* [TASK DESCRIPTION] Pull every "opener" line out of the data below.

**** EXCERPTED RECORDS

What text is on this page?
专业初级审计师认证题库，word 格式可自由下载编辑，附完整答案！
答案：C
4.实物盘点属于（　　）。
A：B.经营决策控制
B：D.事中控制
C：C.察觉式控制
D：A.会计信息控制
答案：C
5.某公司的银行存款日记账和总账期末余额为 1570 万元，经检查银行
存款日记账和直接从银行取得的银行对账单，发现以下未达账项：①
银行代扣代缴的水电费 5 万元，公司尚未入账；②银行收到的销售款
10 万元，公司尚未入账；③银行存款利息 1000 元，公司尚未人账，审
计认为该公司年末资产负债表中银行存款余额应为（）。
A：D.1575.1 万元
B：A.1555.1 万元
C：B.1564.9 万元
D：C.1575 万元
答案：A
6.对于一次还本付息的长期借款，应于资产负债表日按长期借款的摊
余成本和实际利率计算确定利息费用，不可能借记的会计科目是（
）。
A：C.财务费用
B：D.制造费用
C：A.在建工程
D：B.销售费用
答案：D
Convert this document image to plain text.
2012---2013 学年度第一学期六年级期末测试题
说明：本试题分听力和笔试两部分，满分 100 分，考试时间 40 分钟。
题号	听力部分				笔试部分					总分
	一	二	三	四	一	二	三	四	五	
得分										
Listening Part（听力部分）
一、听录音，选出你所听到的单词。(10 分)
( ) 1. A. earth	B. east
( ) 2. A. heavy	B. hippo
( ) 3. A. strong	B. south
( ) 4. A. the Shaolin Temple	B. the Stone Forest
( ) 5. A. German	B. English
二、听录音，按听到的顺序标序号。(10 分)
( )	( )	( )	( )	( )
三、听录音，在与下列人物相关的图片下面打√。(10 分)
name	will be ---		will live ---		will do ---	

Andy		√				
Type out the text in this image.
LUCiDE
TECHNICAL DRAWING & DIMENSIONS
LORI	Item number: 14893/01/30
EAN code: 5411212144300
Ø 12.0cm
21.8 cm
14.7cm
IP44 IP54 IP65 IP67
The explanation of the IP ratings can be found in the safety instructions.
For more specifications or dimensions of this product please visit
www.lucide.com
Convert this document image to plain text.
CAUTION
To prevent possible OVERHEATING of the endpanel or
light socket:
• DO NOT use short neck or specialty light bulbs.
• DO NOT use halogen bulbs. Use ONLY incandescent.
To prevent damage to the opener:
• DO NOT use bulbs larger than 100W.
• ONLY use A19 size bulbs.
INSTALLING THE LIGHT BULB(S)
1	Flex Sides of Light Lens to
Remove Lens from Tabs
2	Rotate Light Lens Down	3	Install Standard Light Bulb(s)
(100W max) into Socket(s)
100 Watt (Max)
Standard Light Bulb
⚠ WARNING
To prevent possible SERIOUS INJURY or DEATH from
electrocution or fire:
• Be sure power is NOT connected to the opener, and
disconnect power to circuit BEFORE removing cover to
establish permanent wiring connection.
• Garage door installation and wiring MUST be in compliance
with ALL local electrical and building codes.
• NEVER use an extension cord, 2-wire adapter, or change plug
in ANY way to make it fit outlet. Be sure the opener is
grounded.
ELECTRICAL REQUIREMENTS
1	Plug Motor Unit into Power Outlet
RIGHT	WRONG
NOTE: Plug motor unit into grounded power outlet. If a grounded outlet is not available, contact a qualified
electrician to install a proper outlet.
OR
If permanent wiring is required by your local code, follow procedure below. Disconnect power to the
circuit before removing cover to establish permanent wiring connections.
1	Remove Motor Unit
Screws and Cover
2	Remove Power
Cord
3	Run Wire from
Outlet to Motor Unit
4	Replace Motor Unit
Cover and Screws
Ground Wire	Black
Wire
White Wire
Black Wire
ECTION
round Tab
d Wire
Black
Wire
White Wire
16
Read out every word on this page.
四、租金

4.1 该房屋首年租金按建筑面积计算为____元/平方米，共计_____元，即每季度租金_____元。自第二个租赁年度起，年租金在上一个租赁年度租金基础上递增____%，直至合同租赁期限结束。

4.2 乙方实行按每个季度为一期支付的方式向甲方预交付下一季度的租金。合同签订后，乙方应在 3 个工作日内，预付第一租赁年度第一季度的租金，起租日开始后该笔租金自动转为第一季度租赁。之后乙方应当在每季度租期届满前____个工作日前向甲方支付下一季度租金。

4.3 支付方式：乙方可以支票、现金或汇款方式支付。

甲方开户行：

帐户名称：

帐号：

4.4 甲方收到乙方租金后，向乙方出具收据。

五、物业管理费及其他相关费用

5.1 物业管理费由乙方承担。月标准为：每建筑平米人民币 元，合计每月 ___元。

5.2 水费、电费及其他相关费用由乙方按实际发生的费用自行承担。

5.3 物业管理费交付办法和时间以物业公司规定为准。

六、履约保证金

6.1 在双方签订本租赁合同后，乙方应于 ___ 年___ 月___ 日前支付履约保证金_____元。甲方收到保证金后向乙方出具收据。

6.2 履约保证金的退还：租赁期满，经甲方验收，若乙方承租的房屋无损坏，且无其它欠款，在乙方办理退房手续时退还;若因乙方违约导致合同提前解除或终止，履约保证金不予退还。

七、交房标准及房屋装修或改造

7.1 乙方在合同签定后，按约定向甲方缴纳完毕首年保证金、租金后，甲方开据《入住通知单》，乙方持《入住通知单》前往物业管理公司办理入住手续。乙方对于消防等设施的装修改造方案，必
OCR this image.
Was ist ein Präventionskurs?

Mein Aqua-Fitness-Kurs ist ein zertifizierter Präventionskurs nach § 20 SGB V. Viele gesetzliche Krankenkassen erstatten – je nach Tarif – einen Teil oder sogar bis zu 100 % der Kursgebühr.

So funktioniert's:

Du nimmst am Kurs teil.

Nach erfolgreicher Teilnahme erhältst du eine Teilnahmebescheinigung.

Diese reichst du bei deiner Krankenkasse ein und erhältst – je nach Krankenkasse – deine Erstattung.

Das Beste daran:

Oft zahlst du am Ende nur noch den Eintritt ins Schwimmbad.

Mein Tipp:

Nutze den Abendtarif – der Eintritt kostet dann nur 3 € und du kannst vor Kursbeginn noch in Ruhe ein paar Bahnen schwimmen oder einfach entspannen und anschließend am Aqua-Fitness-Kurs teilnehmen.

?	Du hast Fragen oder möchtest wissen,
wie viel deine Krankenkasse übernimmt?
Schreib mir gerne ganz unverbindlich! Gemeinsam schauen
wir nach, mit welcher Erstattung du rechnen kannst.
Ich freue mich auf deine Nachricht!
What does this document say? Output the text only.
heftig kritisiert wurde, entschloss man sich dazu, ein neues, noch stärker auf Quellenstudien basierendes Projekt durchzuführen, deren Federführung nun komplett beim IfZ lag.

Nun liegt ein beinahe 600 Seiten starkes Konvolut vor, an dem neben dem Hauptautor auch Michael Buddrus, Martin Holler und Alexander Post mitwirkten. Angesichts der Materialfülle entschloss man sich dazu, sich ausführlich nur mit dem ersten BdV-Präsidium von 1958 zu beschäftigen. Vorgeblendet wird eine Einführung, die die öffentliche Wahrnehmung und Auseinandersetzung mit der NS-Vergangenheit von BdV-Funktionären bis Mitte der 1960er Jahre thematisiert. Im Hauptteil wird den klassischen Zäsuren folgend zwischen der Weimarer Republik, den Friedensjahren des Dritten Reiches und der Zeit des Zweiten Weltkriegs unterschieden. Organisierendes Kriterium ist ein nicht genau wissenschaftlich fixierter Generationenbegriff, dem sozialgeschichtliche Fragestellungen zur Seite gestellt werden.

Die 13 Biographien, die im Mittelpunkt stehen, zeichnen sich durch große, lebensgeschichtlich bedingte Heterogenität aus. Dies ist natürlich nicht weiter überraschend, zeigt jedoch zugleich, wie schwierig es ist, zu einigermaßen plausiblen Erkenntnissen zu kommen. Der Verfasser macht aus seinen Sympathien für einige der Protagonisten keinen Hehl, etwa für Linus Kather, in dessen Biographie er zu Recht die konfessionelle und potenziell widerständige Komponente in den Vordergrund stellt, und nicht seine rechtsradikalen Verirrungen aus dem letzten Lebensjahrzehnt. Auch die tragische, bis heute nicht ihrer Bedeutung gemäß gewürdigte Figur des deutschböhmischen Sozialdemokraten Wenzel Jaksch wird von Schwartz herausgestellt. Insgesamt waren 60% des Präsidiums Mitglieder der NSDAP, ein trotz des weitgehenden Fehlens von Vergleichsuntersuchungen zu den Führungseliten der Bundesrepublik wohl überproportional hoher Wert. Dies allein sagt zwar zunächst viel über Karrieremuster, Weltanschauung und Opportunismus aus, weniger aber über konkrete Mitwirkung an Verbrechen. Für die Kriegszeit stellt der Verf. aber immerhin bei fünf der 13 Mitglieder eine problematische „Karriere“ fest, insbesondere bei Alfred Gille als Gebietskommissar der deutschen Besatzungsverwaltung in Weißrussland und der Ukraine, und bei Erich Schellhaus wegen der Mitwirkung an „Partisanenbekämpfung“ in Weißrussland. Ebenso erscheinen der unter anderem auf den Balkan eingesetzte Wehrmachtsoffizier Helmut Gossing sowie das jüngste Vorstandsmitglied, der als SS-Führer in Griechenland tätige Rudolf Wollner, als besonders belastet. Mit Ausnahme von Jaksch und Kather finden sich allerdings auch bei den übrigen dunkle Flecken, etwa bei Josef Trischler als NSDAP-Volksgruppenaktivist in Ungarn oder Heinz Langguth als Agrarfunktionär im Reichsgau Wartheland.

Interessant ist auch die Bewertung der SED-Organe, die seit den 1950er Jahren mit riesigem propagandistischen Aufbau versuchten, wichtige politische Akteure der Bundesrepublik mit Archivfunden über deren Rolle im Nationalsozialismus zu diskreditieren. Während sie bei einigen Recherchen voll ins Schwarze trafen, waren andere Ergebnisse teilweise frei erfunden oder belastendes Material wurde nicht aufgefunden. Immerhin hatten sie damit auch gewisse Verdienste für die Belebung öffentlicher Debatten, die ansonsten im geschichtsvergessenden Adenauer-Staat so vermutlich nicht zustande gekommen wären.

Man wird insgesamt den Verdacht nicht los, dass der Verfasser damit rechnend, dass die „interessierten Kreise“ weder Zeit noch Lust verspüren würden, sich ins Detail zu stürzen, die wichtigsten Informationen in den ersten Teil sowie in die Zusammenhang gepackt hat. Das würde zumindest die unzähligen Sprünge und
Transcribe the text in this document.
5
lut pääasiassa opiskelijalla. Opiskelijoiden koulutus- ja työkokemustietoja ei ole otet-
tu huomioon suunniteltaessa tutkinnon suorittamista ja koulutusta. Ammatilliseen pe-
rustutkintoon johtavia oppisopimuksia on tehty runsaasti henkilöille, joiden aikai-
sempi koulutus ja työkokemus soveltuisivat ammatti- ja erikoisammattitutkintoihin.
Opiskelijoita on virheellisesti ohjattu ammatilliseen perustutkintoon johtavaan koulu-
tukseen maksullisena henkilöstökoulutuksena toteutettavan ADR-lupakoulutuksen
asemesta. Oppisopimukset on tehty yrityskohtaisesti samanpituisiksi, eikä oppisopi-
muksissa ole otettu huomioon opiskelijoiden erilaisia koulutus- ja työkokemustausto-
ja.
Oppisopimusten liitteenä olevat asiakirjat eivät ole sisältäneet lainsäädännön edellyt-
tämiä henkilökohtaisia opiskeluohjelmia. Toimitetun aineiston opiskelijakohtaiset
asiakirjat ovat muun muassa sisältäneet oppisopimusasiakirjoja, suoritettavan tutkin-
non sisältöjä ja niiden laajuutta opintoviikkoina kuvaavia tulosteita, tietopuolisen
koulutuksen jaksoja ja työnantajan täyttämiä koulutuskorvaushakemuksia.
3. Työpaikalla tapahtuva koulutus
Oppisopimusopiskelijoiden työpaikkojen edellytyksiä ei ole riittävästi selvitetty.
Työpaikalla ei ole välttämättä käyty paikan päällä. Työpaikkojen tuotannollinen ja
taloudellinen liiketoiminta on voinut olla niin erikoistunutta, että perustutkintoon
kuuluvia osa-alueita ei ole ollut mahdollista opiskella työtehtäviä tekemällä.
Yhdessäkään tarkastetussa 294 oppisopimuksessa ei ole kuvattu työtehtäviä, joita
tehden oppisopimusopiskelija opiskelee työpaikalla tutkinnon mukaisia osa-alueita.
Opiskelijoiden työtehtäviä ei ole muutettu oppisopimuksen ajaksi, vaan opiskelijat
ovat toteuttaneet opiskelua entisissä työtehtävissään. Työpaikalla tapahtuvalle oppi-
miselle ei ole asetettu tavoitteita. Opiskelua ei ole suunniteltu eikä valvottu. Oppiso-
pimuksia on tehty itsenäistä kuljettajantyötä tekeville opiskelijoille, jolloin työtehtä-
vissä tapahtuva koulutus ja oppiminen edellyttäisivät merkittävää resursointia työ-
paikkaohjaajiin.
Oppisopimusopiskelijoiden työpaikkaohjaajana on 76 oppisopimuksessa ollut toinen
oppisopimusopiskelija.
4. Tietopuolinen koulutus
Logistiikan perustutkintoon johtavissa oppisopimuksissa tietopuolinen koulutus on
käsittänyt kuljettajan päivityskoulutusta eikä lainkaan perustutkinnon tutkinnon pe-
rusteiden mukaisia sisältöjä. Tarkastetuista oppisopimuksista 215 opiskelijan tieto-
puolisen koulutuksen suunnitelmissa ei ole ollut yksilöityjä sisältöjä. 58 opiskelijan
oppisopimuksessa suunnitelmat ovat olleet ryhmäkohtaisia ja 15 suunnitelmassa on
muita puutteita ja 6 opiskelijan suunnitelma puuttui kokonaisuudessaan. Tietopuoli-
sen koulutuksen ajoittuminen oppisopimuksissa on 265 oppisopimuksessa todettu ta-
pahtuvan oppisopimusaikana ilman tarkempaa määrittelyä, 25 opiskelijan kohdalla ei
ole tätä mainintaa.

********

* [RESULT FOR THIS TASK]
To prevent damage to the opener:
• Be sure power is NOT connected to the opener, and
in ANY way to make it fit outlet. Be sure the opener is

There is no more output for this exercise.